Your goal. Search the material below for the string "axis" and list each line that holds it.

Entries with figure data:
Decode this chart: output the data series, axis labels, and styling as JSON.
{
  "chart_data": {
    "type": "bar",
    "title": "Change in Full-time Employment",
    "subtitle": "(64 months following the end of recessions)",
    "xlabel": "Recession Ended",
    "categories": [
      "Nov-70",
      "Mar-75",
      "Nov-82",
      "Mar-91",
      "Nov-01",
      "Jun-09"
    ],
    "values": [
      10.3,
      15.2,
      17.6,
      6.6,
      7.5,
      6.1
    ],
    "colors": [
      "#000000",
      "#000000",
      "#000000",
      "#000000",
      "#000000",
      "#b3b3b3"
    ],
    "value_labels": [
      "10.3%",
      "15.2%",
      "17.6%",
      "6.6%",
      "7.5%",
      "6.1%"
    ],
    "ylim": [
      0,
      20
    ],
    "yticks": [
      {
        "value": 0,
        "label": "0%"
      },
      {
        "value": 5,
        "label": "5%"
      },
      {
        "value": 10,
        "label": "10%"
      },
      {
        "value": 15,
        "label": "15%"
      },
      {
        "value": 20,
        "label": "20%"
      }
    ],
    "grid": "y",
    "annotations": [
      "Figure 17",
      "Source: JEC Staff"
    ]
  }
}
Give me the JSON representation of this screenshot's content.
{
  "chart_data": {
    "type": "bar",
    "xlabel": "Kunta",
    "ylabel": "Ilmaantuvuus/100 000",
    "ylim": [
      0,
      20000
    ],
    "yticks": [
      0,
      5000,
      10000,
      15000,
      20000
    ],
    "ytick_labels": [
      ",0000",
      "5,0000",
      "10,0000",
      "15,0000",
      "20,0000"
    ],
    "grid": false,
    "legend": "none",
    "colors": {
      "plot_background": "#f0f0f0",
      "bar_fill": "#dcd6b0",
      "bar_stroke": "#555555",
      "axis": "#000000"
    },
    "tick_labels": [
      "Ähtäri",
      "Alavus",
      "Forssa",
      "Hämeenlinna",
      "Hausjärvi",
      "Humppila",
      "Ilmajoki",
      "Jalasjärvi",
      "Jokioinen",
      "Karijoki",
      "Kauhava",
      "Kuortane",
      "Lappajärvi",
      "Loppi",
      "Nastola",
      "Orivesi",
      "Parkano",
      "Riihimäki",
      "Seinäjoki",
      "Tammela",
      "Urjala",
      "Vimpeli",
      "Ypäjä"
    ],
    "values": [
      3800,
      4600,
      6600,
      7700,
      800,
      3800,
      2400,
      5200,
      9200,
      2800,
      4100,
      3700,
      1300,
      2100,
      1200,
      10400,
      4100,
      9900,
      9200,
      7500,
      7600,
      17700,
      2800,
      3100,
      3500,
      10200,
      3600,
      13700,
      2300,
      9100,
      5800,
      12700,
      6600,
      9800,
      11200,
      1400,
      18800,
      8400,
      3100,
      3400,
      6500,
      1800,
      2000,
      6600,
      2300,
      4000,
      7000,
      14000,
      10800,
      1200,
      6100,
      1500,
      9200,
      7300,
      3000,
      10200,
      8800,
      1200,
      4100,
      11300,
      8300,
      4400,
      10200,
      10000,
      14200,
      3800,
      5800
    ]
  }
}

Task answer.
Decode this chart: output the data series, axis labels, and styling as JSON.
      "axis": "#000000"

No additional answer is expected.